§ THE PROBLEM: Which lines in the records below contain the word "values"? Copy each one out.

# # # # # # #

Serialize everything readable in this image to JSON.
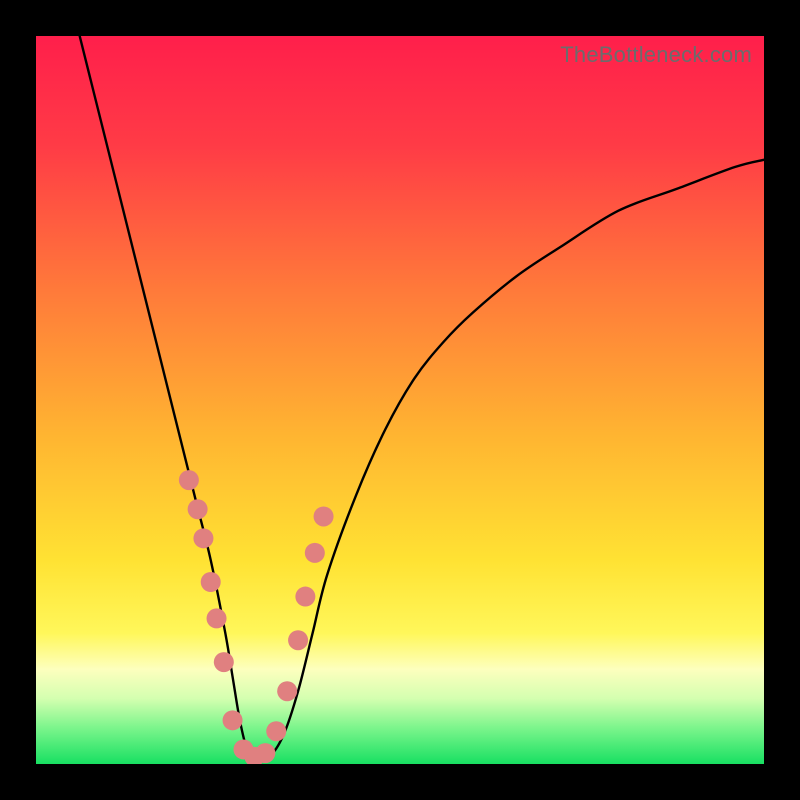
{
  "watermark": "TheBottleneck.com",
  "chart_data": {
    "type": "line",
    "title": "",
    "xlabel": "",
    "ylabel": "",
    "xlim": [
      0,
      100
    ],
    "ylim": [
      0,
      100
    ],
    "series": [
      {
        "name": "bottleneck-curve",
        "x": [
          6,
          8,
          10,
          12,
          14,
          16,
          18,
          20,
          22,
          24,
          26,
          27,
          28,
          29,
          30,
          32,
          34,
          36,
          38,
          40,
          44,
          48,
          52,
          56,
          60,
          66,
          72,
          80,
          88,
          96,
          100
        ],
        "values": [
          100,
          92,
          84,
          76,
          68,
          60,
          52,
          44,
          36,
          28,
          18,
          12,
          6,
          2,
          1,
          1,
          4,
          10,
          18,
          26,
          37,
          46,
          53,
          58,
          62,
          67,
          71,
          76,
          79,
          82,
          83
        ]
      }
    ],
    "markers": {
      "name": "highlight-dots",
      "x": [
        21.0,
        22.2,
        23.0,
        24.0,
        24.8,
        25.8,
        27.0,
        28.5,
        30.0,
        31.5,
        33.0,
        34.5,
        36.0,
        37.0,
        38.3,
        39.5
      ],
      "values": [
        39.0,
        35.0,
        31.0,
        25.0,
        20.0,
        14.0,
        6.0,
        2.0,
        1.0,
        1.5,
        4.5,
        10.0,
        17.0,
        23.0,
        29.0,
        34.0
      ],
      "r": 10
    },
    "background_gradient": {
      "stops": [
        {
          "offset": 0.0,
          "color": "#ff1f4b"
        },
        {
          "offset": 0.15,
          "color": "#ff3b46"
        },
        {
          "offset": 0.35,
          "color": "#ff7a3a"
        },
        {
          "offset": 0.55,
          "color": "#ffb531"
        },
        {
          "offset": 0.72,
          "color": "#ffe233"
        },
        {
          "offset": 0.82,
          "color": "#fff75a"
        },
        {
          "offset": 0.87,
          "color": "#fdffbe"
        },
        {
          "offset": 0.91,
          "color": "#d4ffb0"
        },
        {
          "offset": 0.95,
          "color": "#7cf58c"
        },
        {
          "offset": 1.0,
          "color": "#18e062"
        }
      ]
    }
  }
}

# # # # # # #

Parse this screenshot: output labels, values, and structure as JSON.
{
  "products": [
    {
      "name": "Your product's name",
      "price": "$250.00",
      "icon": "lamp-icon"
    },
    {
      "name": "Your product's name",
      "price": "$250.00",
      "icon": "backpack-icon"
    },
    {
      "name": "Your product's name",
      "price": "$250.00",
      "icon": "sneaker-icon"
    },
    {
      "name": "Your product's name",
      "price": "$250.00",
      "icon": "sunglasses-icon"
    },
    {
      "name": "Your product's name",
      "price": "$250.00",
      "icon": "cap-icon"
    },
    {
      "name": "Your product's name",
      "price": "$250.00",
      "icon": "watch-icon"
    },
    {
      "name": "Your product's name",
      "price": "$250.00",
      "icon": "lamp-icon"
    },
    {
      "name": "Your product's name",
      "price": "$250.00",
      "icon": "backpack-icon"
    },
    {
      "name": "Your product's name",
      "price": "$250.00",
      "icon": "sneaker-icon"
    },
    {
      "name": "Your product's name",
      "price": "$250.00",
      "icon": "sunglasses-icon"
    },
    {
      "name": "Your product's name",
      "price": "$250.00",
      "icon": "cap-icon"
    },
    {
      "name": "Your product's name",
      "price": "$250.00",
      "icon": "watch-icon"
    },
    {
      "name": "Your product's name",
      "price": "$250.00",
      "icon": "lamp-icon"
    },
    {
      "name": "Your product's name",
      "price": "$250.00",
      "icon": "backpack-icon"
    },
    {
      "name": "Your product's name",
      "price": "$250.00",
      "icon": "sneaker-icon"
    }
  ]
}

# # # # # # #

§ FINISHED EXERCISE:
        "values": [
      "values": [
Parse this screenshot: output labels, values, and structure as JSON.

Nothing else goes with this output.